*Written task:*
Without including any images, repeat the data exactly.

*Material provided:*
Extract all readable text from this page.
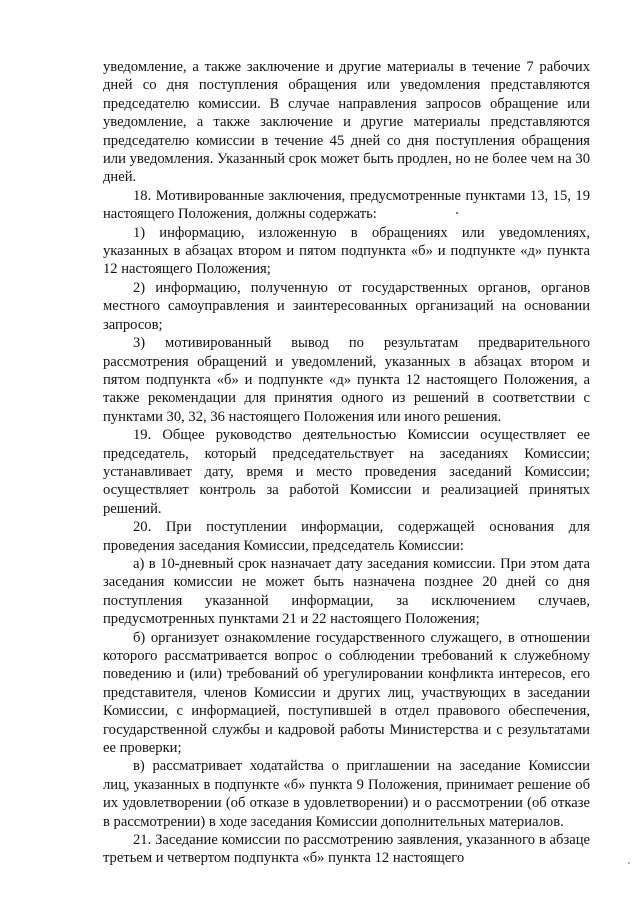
уведомление, а также заключение и другие материалы в течение 7 рабочих дней со дня поступления обращения или уведомления представляются председателю комиссии. В случае направления запросов обращение или уведомление, а также заключение и другие материалы представляются председателю комиссии в течение 45 дней со дня поступления обращения или уведомления. Указанный срок может быть продлен, но не более чем на 30 дней.

18. Мотивированные заключения, предусмотренные пунктами 13, 15, 19 настоящего Положения, должны содержать:

1) информацию, изложенную в обращениях или уведомлениях, указанных в абзацах втором и пятом подпункта «б» и подпункте «д» пункта 12 настоящего Положения;

2) информацию, полученную от государственных органов, органов местного самоуправления и заинтересованных организаций на основании запросов;

3) мотивированный вывод по результатам предварительного рассмотрения обращений и уведомлений, указанных в абзацах втором и пятом подпункта «б» и подпункте «д» пункта 12 настоящего Положения, а также рекомендации для принятия одного из решений в соответствии с пунктами 30, 32, 36 настоящего Положения или иного решения.

19. Общее руководство деятельностью Комиссии осуществляет ее председатель, который председательствует на заседаниях Комиссии; устанавливает дату, время и место проведения заседаний Комиссии; осуществляет контроль за работой Комиссии и реализацией принятых решений.

20. При поступлении информации, содержащей основания для проведения заседания Комиссии, председатель Комиссии:

а) в 10-дневный срок назначает дату заседания комиссии. При этом дата заседания комиссии не может быть назначена позднее 20 дней со дня поступления указанной информации, за исключением случаев, предусмотренных пунктами 21 и 22 настоящего Положения;

б) организует ознакомление государственного служащего, в отношении которого рассматривается вопрос о соблюдении требований к служебному поведению и (или) требований об урегулировании конфликта интересов, его представителя, членов Комиссии и других лиц, участвующих в заседании Комиссии, с информацией, поступившей в отдел правового обеспечения, государственной службы и кадровой работы Министерства и с результатами ее проверки;

в) рассматривает ходатайства о приглашении на заседание Комиссии лиц, указанных в подпункте «б» пункта 9 Положения, принимает решение об их удовлетворении (об отказе в удовлетворении) и о рассмотрении (об отказе в рассмотрении) в ходе заседания Комиссии дополнительных материалов.

21. Заседание комиссии по рассмотрению заявления, указанного в абзаце третьем и четвертом подпункта «б» пункта 12 настоящего
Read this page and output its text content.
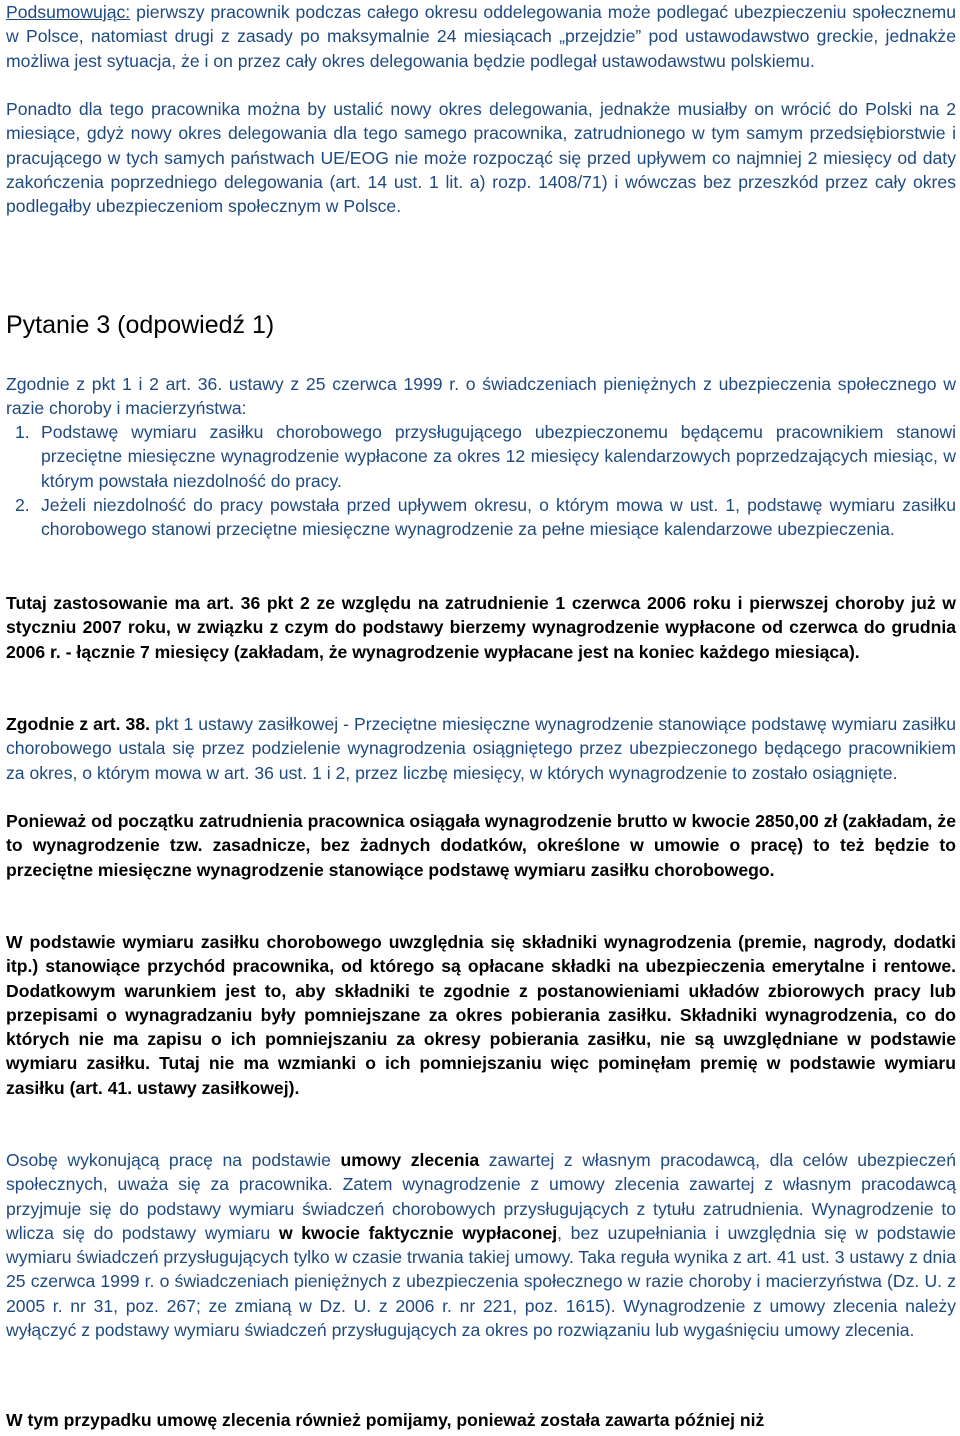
Podsumowując: pierwszy pracownik podczas całego okresu oddelegowania może podlegać ubezpieczeniu społecznemu w Polsce, natomiast drugi z zasady po maksymalnie 24 miesiącach „przejdzie” pod ustawodawstwo greckie, jednakże możliwa jest sytuacja, że i on przez cały okres delegowania będzie podlegał ustawodawstwu polskiemu.

Ponadto dla tego pracownika można by ustalić nowy okres delegowania, jednakże musiałby on wrócić do Polski na 2 miesiące, gdyż nowy okres delegowania dla tego samego pracownika, zatrudnionego w tym samym przedsiębiorstwie i pracującego w tych samych państwach UE/EOG nie może rozpocząć się przed upływem co najmniej 2 miesięcy od daty zakończenia poprzedniego delegowania (art. 14 ust. 1 lit. a) rozp. 1408/71) i wówczas bez przeszkód przez cały okres podlegałby ubezpieczeniom społecznym w Polsce.

Pytanie 3 (odpowiedź 1)

Zgodnie z pkt 1 i 2 art. 36. ustawy z 25 czerwca 1999 r. o świadczeniach pieniężnych z ubezpieczenia społecznego w razie choroby i macierzyństwa:

1. Podstawę wymiaru zasiłku chorobowego przysługującego ubezpieczonemu będącemu pracownikiem stanowi przeciętne miesięczne wynagrodzenie wypłacone za okres 12 miesięcy kalendarzowych poprzedzających miesiąc, w którym powstała niezdolność do pracy.
2. Jeżeli niezdolność do pracy powstała przed upływem okresu, o którym mowa w ust. 1, podstawę wymiaru zasiłku chorobowego stanowi przeciętne miesięczne wynagrodzenie za pełne miesiące kalendarzowe ubezpieczenia.

Tutaj zastosowanie ma art. 36 pkt 2 ze względu na zatrudnienie 1 czerwca 2006 roku i pierwszej choroby już w styczniu 2007 roku, w związku z czym do podstawy bierzemy wynagrodzenie wypłacone od czerwca do grudnia 2006 r. - łącznie 7 miesięcy (zakładam, że wynagrodzenie wypłacane jest na koniec każdego miesiąca).

Zgodnie z art. 38. pkt 1 ustawy zasiłkowej - Przeciętne miesięczne wynagrodzenie stanowiące podstawę wymiaru zasiłku chorobowego ustala się przez podzielenie wynagrodzenia osiągniętego przez ubezpieczonego będącego pracownikiem za okres, o którym mowa w art. 36 ust. 1 i 2, przez liczbę miesięcy, w których wynagrodzenie to zostało osiągnięte.

Ponieważ od początku zatrudnienia pracownica osiągała wynagrodzenie brutto w kwocie 2850,00 zł (zakładam, że to wynagrodzenie tzw. zasadnicze, bez żadnych dodatków, określone w umowie o pracę) to też będzie to przeciętne miesięczne wynagrodzenie stanowiące podstawę wymiaru zasiłku chorobowego.

W podstawie wymiaru zasiłku chorobowego uwzględnia się składniki wynagrodzenia (premie, nagrody, dodatki itp.) stanowiące przychód pracownika, od którego są opłacane składki na ubezpieczenia emerytalne i rentowe. Dodatkowym warunkiem jest to, aby składniki te zgodnie z postanowieniami układów zbiorowych pracy lub przepisami o wynagradzaniu były pomniejszane za okres pobierania zasiłku. Składniki wynagrodzenia, co do których nie ma zapisu o ich pomniejszaniu za okresy pobierania zasiłku, nie są uwzględniane w podstawie wymiaru zasiłku. Tutaj nie ma wzmianki o ich pomniejszaniu więc pominęłam premię w podstawie wymiaru zasiłku (art. 41. ustawy zasiłkowej).

Osobę wykonującą pracę na podstawie umowy zlecenia zawartej z własnym pracodawcą, dla celów ubezpieczeń społecznych, uważa się za pracownika. Zatem wynagrodzenie z umowy zlecenia zawartej z własnym pracodawcą przyjmuje się do podstawy wymiaru świadczeń chorobowych przysługujących z tytułu zatrudnienia. Wynagrodzenie to wlicza się do podstawy wymiaru w kwocie faktycznie wypłaconej, bez uzupełniania i uwzględnia się w podstawie wymiaru świadczeń przysługujących tylko w czasie trwania takiej umowy. Taka reguła wynika z art. 41 ust. 3 ustawy z dnia 25 czerwca 1999 r. o świadczeniach pieniężnych z ubezpieczenia społecznego w razie choroby i macierzyństwa (Dz. U. z 2005 r. nr 31, poz. 267; ze zmianą w Dz. U. z 2006 r. nr 221, poz. 1615). Wynagrodzenie z umowy zlecenia należy wyłączyć z podstawy wymiaru świadczeń przysługujących za okres po rozwiązaniu lub wygaśnięciu umowy zlecenia.

W tym przypadku umowę zlecenia również pomijamy, ponieważ została zawarta później niż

*The completed task:*
Extract all readable text from this page.
уведомление, а также заключение и другие материалы в течение 7 рабочих дней со дня поступления обращения или уведомления представляются председателю комиссии. В случае направления запросов обращение или уведомление, а также заключение и другие материалы представляются председателю комиссии в течение 45 дней со дня поступления обращения или уведомления. Указанный срок может быть продлен, но не более чем на 30 дней.

18. Мотивированные заключения, предусмотренные пунктами 13, 15, 19 настоящего Положения, должны содержать:

1) информацию, изложенную в обращениях или уведомлениях, указанных в абзацах втором и пятом подпункта «б» и подпункте «д» пункта 12 настоящего Положения;

2) информацию, полученную от государственных органов, органов местного самоуправления и заинтересованных организаций на основании запросов;

3) мотивированный вывод по результатам предварительного рассмотрения обращений и уведомлений, указанных в абзацах втором и пятом подпункта «б» и подпункте «д» пункта 12 настоящего Положения, а также рекомендации для принятия одного из решений в соответствии с пунктами 30, 32, 36 настоящего Положения или иного решения.

19. Общее руководство деятельностью Комиссии осуществляет ее председатель, который председательствует на заседаниях Комиссии; устанавливает дату, время и место проведения заседаний Комиссии; осуществляет контроль за работой Комиссии и реализацией принятых решений.

20. При поступлении информации, содержащей основания для проведения заседания Комиссии, председатель Комиссии:

а) в 10-дневный срок назначает дату заседания комиссии. При этом дата заседания комиссии не может быть назначена позднее 20 дней со дня поступления указанной информации, за исключением случаев, предусмотренных пунктами 21 и 22 настоящего Положения;

б) организует ознакомление государственного служащего, в отношении которого рассматривается вопрос о соблюдении требований к служебному поведению и (или) требований об урегулировании конфликта интересов, его представителя, членов Комиссии и других лиц, участвующих в заседании Комиссии, с информацией, поступившей в отдел правового обеспечения, государственной службы и кадровой работы Министерства и с результатами ее проверки;

в) рассматривает ходатайства о приглашении на заседание Комиссии лиц, указанных в подпункте «б» пункта 9 Положения, принимает решение об их удовлетворении (об отказе в удовлетворении) и о рассмотрении (об отказе в рассмотрении) в ходе заседания Комиссии дополнительных материалов.

21. Заседание комиссии по рассмотрению заявления, указанного в абзаце третьем и четвертом подпункта «б» пункта 12 настоящего
Read this page and output its text content.
Podsumowując: pierwszy pracownik podczas całego okresu oddelegowania może podlegać ubezpieczeniu społecznemu w Polsce, natomiast drugi z zasady po maksymalnie 24 miesiącach „przejdzie” pod ustawodawstwo greckie, jednakże możliwa jest sytuacja, że i on przez cały okres delegowania będzie podlegał ustawodawstwu polskiemu.

Ponadto dla tego pracownika można by ustalić nowy okres delegowania, jednakże musiałby on wrócić do Polski na 2 miesiące, gdyż nowy okres delegowania dla tego samego pracownika, zatrudnionego w tym samym przedsiębiorstwie i pracującego w tych samych państwach UE/EOG nie może rozpocząć się przed upływem co najmniej 2 miesięcy od daty zakończenia poprzedniego delegowania (art. 14 ust. 1 lit. a) rozp. 1408/71) i wówczas bez przeszkód przez cały okres podlegałby ubezpieczeniom społecznym w Polsce.

Pytanie 3 (odpowiedź 1)

Zgodnie z pkt 1 i 2 art. 36. ustawy z 25 czerwca 1999 r. o świadczeniach pieniężnych z ubezpieczenia społecznego w razie choroby i macierzyństwa:

1. Podstawę wymiaru zasiłku chorobowego przysługującego ubezpieczonemu będącemu pracownikiem stanowi przeciętne miesięczne wynagrodzenie wypłacone za okres 12 miesięcy kalendarzowych poprzedzających miesiąc, w którym powstała niezdolność do pracy.
2. Jeżeli niezdolność do pracy powstała przed upływem okresu, o którym mowa w ust. 1, podstawę wymiaru zasiłku chorobowego stanowi przeciętne miesięczne wynagrodzenie za pełne miesiące kalendarzowe ubezpieczenia.

Tutaj zastosowanie ma art. 36 pkt 2 ze względu na zatrudnienie 1 czerwca 2006 roku i pierwszej choroby już w styczniu 2007 roku, w związku z czym do podstawy bierzemy wynagrodzenie wypłacone od czerwca do grudnia 2006 r. - łącznie 7 miesięcy (zakładam, że wynagrodzenie wypłacane jest na koniec każdego miesiąca).

Zgodnie z art. 38. pkt 1 ustawy zasiłkowej - Przeciętne miesięczne wynagrodzenie stanowiące podstawę wymiaru zasiłku chorobowego ustala się przez podzielenie wynagrodzenia osiągniętego przez ubezpieczonego będącego pracownikiem za okres, o którym mowa w art. 36 ust. 1 i 2, przez liczbę miesięcy, w których wynagrodzenie to zostało osiągnięte.

Ponieważ od początku zatrudnienia pracownica osiągała wynagrodzenie brutto w kwocie 2850,00 zł (zakładam, że to wynagrodzenie tzw. zasadnicze, bez żadnych dodatków, określone w umowie o pracę) to też będzie to przeciętne miesięczne wynagrodzenie stanowiące podstawę wymiaru zasiłku chorobowego.

W podstawie wymiaru zasiłku chorobowego uwzględnia się składniki wynagrodzenia (premie, nagrody, dodatki itp.) stanowiące przychód pracownika, od którego są opłacane składki na ubezpieczenia emerytalne i rentowe. Dodatkowym warunkiem jest to, aby składniki te zgodnie z postanowieniami układów zbiorowych pracy lub przepisami o wynagradzaniu były pomniejszane za okres pobierania zasiłku. Składniki wynagrodzenia, co do których nie ma zapisu o ich pomniejszaniu za okresy pobierania zasiłku, nie są uwzględniane w podstawie wymiaru zasiłku. Tutaj nie ma wzmianki o ich pomniejszaniu więc pominęłam premię w podstawie wymiaru zasiłku (art. 41. ustawy zasiłkowej).

Osobę wykonującą pracę na podstawie umowy zlecenia zawartej z własnym pracodawcą, dla celów ubezpieczeń społecznych, uważa się za pracownika. Zatem wynagrodzenie z umowy zlecenia zawartej z własnym pracodawcą przyjmuje się do podstawy wymiaru świadczeń chorobowych przysługujących z tytułu zatrudnienia. Wynagrodzenie to wlicza się do podstawy wymiaru w kwocie faktycznie wypłaconej, bez uzupełniania i uwzględnia się w podstawie wymiaru świadczeń przysługujących tylko w czasie trwania takiej umowy. Taka reguła wynika z art. 41 ust. 3 ustawy z dnia 25 czerwca 1999 r. o świadczeniach pieniężnych z ubezpieczenia społecznego w razie choroby i macierzyństwa (Dz. U. z 2005 r. nr 31, poz. 267; ze zmianą w Dz. U. z 2006 r. nr 221, poz. 1615). Wynagrodzenie z umowy zlecenia należy wyłączyć z podstawy wymiaru świadczeń przysługujących za okres po rozwiązaniu lub wygaśnięciu umowy zlecenia.

W tym przypadku umowę zlecenia również pomijamy, ponieważ została zawarta później niż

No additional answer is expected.